▶ [Task description]: Output an exact reproduction of the data.

▶ [Entries from a dataset]:
****
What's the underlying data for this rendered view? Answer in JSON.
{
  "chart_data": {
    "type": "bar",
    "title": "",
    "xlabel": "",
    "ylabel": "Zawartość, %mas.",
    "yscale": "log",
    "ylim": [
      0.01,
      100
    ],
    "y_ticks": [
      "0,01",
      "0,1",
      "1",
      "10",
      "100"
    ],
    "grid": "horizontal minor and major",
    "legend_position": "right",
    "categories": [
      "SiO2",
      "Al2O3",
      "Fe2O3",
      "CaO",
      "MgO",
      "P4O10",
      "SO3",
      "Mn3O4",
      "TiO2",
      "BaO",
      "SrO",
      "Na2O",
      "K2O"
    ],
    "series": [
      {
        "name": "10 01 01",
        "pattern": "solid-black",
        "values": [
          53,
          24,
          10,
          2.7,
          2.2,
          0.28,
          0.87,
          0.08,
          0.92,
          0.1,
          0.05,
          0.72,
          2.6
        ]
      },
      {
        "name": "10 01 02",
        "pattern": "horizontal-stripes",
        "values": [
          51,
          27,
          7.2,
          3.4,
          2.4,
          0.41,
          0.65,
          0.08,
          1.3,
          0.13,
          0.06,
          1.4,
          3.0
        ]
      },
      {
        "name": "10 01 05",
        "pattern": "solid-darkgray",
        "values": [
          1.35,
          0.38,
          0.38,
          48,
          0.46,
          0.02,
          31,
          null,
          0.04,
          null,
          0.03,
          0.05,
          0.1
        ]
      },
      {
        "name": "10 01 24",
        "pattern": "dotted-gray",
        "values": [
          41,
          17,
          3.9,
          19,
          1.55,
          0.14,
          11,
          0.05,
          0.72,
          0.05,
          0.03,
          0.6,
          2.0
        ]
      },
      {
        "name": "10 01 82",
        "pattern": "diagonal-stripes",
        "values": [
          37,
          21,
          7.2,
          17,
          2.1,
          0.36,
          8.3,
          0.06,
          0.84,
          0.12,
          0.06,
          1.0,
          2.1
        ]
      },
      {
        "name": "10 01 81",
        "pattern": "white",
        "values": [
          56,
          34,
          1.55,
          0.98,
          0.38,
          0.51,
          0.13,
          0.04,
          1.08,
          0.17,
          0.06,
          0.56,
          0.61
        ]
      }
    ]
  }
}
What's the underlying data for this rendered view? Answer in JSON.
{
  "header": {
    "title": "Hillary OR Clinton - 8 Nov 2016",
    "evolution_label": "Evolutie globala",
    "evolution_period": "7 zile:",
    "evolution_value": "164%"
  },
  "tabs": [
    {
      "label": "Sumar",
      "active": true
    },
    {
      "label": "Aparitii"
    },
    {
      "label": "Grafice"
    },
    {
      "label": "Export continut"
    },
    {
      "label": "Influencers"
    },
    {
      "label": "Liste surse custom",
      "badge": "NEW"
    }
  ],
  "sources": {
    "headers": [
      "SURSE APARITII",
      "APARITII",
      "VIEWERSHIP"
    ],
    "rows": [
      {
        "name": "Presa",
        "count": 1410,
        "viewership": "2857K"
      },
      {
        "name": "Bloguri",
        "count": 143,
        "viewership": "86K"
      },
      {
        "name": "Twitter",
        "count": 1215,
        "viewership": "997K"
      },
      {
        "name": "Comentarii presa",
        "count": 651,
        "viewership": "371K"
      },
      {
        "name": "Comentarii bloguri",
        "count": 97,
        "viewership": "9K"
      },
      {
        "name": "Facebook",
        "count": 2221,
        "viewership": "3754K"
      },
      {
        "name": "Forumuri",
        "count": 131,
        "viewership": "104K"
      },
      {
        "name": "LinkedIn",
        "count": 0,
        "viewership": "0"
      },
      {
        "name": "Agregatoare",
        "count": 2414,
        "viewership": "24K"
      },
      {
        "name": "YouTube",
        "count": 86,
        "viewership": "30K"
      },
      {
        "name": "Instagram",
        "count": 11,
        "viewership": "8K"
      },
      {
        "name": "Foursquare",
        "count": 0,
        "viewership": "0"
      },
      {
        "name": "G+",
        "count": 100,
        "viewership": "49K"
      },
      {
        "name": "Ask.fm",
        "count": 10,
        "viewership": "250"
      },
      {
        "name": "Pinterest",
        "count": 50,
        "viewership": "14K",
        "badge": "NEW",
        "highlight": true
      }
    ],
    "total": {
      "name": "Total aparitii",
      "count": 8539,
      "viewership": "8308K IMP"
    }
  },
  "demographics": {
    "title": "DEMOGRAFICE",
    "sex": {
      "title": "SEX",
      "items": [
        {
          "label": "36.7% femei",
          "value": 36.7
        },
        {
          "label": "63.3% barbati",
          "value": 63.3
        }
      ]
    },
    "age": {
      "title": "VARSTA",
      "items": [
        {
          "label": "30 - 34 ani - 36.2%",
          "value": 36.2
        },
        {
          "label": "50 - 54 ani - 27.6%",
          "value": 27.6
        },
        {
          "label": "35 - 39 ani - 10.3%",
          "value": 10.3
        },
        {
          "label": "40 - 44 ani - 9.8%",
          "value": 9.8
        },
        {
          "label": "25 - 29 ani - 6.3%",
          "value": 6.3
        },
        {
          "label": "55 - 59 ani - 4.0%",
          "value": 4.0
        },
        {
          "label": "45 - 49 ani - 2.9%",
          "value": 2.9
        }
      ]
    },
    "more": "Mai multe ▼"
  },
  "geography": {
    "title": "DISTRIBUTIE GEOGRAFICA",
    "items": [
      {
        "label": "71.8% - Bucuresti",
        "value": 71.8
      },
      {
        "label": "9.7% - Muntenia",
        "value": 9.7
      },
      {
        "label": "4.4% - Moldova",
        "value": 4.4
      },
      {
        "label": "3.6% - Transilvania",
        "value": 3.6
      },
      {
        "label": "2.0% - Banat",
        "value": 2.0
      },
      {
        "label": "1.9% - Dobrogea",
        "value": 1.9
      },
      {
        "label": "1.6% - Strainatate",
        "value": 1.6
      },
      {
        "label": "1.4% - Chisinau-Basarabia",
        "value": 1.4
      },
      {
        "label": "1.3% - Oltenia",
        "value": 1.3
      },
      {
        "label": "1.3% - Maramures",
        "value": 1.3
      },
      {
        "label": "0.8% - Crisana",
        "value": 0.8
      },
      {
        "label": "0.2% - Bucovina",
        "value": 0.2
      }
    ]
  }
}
****
▶ [Answer to the exercise]:
What's the underlying data for this rendered view? Answer in JSON.
{
  "chart_data": {
    "type": "bar",
    "title": "",
    "xlabel": "",
    "ylabel": "Zawartość, %mas.",
    "yscale": "log",
    "ylim": [
      0.01,
      100
    ],
    "y_ticks": [
      "0,01",
      "0,1",
      "1",
      "10",
      "100"
    ],
    "grid": "horizontal minor and major",
    "legend_position": "right",
    "categories": [
      "SiO2",
      "Al2O3",
      "Fe2O3",
      "CaO",
      "MgO",
      "P4O10",
      "SO3",
      "Mn3O4",
      "TiO2",
      "BaO",
      "SrO",
      "Na2O",
      "K2O"
    ],
    "series": [
      {
        "name": "10 01 01",
        "pattern": "solid-black",
        "values": [
          53,
          24,
          10,
          2.7,
          2.2,
          0.28,
          0.87,
          0.08,
          0.92,
          0.1,
          0.05,
          0.72,
          2.6
        ]
      },
      {
        "name": "10 01 02",
        "pattern": "horizontal-stripes",
        "values": [
          51,
          27,
          7.2,
          3.4,
          2.4,
          0.41,
          0.65,
          0.08,
          1.3,
          0.13,
          0.06,
          1.4,
          3.0
        ]
      },
      {
        "name": "10 01 05",
        "pattern": "solid-darkgray",
        "values": [
          1.35,
          0.38,
          0.38,
          48,
          0.46,
          0.02,
          31,
          null,
          0.04,
          null,
          0.03,
          0.05,
          0.1
        ]
      },
      {
        "name": "10 01 24",
        "pattern": "dotted-gray",
        "values": [
          41,
          17,
          3.9,
          19,
          1.55,
          0.14,
          11,
          0.05,
          0.72,
          0.05,
          0.03,
          0.6,
          2.0
        ]
      },
      {
        "name": "10 01 82",
        "pattern": "diagonal-stripes",
        "values": [
          37,
          21,
          7.2,
          17,
          2.1,
          0.36,
          8.3,
          0.06,
          0.84,
          0.12,
          0.06,
          1.0,
          2.1
        ]
      },
      {
        "name": "10 01 81",
        "pattern": "white",
        "values": [
          56,
          34,
          1.55,
          0.98,
          0.38,
          0.51,
          0.13,
          0.04,
          1.08,
          0.17,
          0.06,
          0.56,
          0.61
        ]
      }
    ]
  }
}
What's the underlying data for this rendered view? Answer in JSON.
{
  "header": {
    "title": "Hillary OR Clinton - 8 Nov 2016",
    "evolution_label": "Evolutie globala",
    "evolution_period": "7 zile:",
    "evolution_value": "164%"
  },
  "tabs": [
    {
      "label": "Sumar",
      "active": true
    },
    {
      "label": "Aparitii"
    },
    {
      "label": "Grafice"
    },
    {
      "label": "Export continut"
    },
    {
      "label": "Influencers"
    },
    {
      "label": "Liste surse custom",
      "badge": "NEW"
    }
  ],
  "sources": {
    "headers": [
      "SURSE APARITII",
      "APARITII",
      "VIEWERSHIP"
    ],
    "rows": [
      {
        "name": "Presa",
        "count": 1410,
        "viewership": "2857K"
      },
      {
        "name": "Bloguri",
        "count": 143,
        "viewership": "86K"
      },
      {
        "name": "Twitter",
        "count": 1215,
        "viewership": "997K"
      },
      {
        "name": "Comentarii presa",
        "count": 651,
        "viewership": "371K"
      },
      {
        "name": "Comentarii bloguri",
        "count": 97,
        "viewership": "9K"
      },
      {
        "name": "Facebook",
        "count": 2221,
        "viewership": "3754K"
      },
      {
        "name": "Forumuri",
        "count": 131,
        "viewership": "104K"
      },
      {
        "name": "LinkedIn",
        "count": 0,
        "viewership": "0"
      },
      {
        "name": "Agregatoare",
        "count": 2414,
        "viewership": "24K"
      },
      {
        "name": "YouTube",
        "count": 86,
        "viewership": "30K"
      },
      {
        "name": "Instagram",
        "count": 11,
        "viewership": "8K"
      },
      {
        "name": "Foursquare",
        "count": 0,
        "viewership": "0"
      },
      {
        "name": "G+",
        "count": 100,
        "viewership": "49K"
      },
      {
        "name": "Ask.fm",
        "count": 10,
        "viewership": "250"
      },
      {
        "name": "Pinterest",
        "count": 50,
        "viewership": "14K",
        "badge": "NEW",
        "highlight": true
      }
    ],
    "total": {
      "name": "Total aparitii",
      "count": 8539,
      "viewership": "8308K IMP"
    }
  },
  "demographics": {
    "title": "DEMOGRAFICE",
    "sex": {
      "title": "SEX",
      "items": [
        {
          "label": "36.7% femei",
          "value": 36.7
        },
        {
          "label": "63.3% barbati",
          "value": 63.3
        }
      ]
    },
    "age": {
      "title": "VARSTA",
      "items": [
        {
          "label": "30 - 34 ani - 36.2%",
          "value": 36.2
        },
        {
          "label": "50 - 54 ani - 27.6%",
          "value": 27.6
        },
        {
          "label": "35 - 39 ani - 10.3%",
          "value": 10.3
        },
        {
          "label": "40 - 44 ani - 9.8%",
          "value": 9.8
        },
        {
          "label": "25 - 29 ani - 6.3%",
          "value": 6.3
        },
        {
          "label": "55 - 59 ani - 4.0%",
          "value": 4.0
        },
        {
          "label": "45 - 49 ani - 2.9%",
          "value": 2.9
        }
      ]
    },
    "more": "Mai multe ▼"
  },
  "geography": {
    "title": "DISTRIBUTIE GEOGRAFICA",
    "items": [
      {
        "label": "71.8% - Bucuresti",
        "value": 71.8
      },
      {
        "label": "9.7% - Muntenia",
        "value": 9.7
      },
      {
        "label": "4.4% - Moldova",
        "value": 4.4
      },
      {
        "label": "3.6% - Transilvania",
        "value": 3.6
      },
      {
        "label": "2.0% - Banat",
        "value": 2.0
      },
      {
        "label": "1.9% - Dobrogea",
        "value": 1.9
      },
      {
        "label": "1.6% - Strainatate",
        "value": 1.6
      },
      {
        "label": "1.4% - Chisinau-Basarabia",
        "value": 1.4
      },
      {
        "label": "1.3% - Oltenia",
        "value": 1.3
      },
      {
        "label": "1.3% - Maramures",
        "value": 1.3
      },
      {
        "label": "0.8% - Crisana",
        "value": 0.8
      },
      {
        "label": "0.2% - Bucovina",
        "value": 0.2
      }
    ]
  }
}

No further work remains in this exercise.